[Short exercise]
Each line below must be set down exactly; omit any image you find.

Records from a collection
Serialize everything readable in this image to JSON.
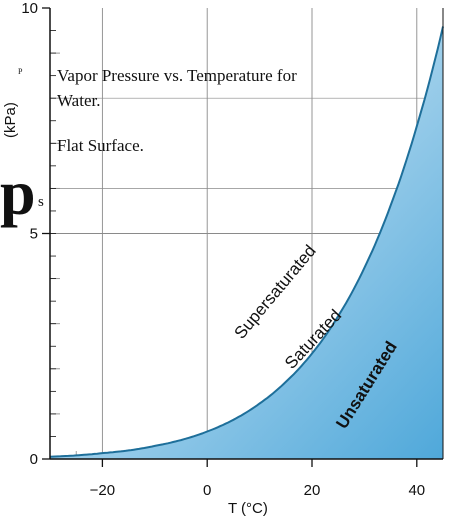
{
  "chart_data": {
    "type": "area",
    "title": "Vapor Pressure vs. Temperature for Water.",
    "subtitle": "Flat Surface.",
    "xlabel": "T (°C)",
    "ylabel_symbol": "p",
    "ylabel_subscript": "s",
    "ylabel_units": "(kPa)",
    "ylabel_small": "P",
    "xlim": [
      -30,
      45
    ],
    "ylim": [
      0,
      10
    ],
    "x_ticks": [
      -20,
      0,
      20,
      40
    ],
    "x_tick_labels": [
      "−20",
      "0",
      "20",
      "40"
    ],
    "y_ticks": [
      0,
      5,
      10
    ],
    "y_tick_labels": [
      "0",
      "5",
      "10"
    ],
    "grid": true,
    "series": [
      {
        "x": [
          -30,
          -25,
          -20,
          -15,
          -10,
          -5,
          0,
          5,
          10,
          15,
          20,
          25,
          30,
          35,
          40,
          45
        ],
        "y": [
          0.05,
          0.08,
          0.13,
          0.19,
          0.29,
          0.42,
          0.61,
          0.87,
          1.23,
          1.71,
          2.34,
          3.17,
          4.24,
          5.62,
          7.38,
          9.59
        ]
      }
    ],
    "region_labels": {
      "above": "Supersaturated",
      "on_curve": "Saturated",
      "below": "Unsaturated"
    },
    "colors": {
      "curve": "#1e6f9a",
      "fill_light": "#f3f8fc",
      "fill_dark": "#4fa8da",
      "grid": "#8a8a8a",
      "axis": "#111111"
    }
  }
}
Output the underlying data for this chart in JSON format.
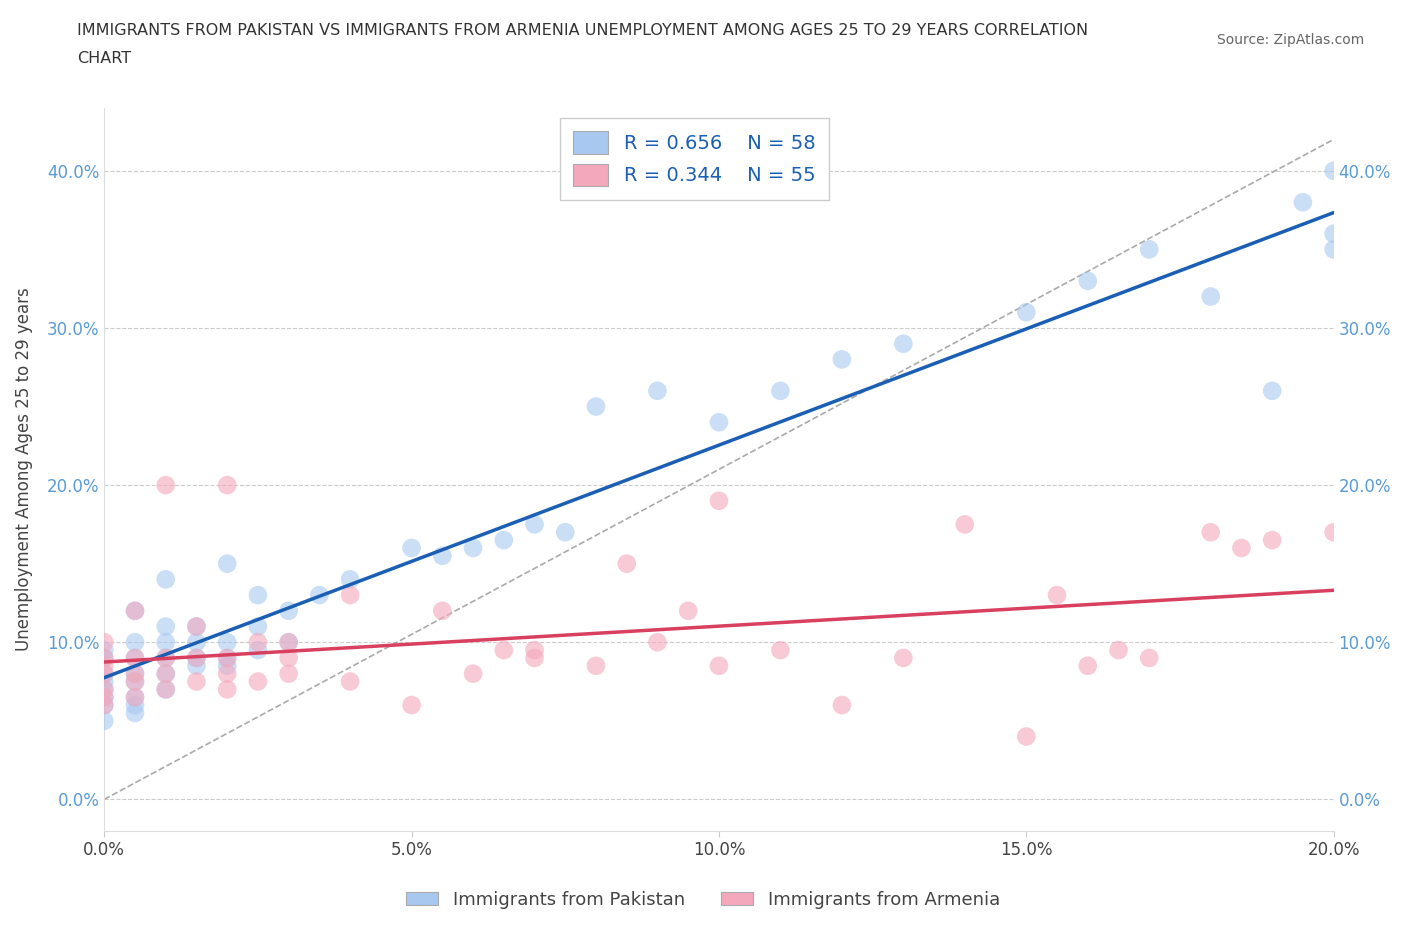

[Exercise result]
Serialize everything readable in this image to JSON.
{
  "chart_data": {
    "type": "area",
    "title": "Vapor Pressure vs. Temperature for Water.",
    "subtitle": "Flat Surface.",
    "xlabel": "T (°C)",
    "ylabel_symbol": "p",
    "ylabel_subscript": "s",
    "ylabel_units": "(kPa)",
    "ylabel_small": "P",
    "xlim": [
      -30,
      45
    ],
    "ylim": [
      0,
      10
    ],
    "x_ticks": [
      -20,
      0,
      20,
      40
    ],
    "x_tick_labels": [
      "−20",
      "0",
      "20",
      "40"
    ],
    "y_ticks": [
      0,
      5,
      10
    ],
    "y_tick_labels": [
      "0",
      "5",
      "10"
    ],
    "grid": true,
    "series": [
      {
        "x": [
          -30,
          -25,
          -20,
          -15,
          -10,
          -5,
          0,
          5,
          10,
          15,
          20,
          25,
          30,
          35,
          40,
          45
        ],
        "y": [
          0.05,
          0.08,
          0.13,
          0.19,
          0.29,
          0.42,
          0.61,
          0.87,
          1.23,
          1.71,
          2.34,
          3.17,
          4.24,
          5.62,
          7.38,
          9.59
        ]
      }
    ],
    "region_labels": {
      "above": "Supersaturated",
      "on_curve": "Saturated",
      "below": "Unsaturated"
    },
    "colors": {
      "curve": "#1e6f9a",
      "fill_light": "#f3f8fc",
      "fill_dark": "#4fa8da",
      "grid": "#8a8a8a",
      "axis": "#111111"
    }
  }
}
Output the underlying data for this chart in JSON format.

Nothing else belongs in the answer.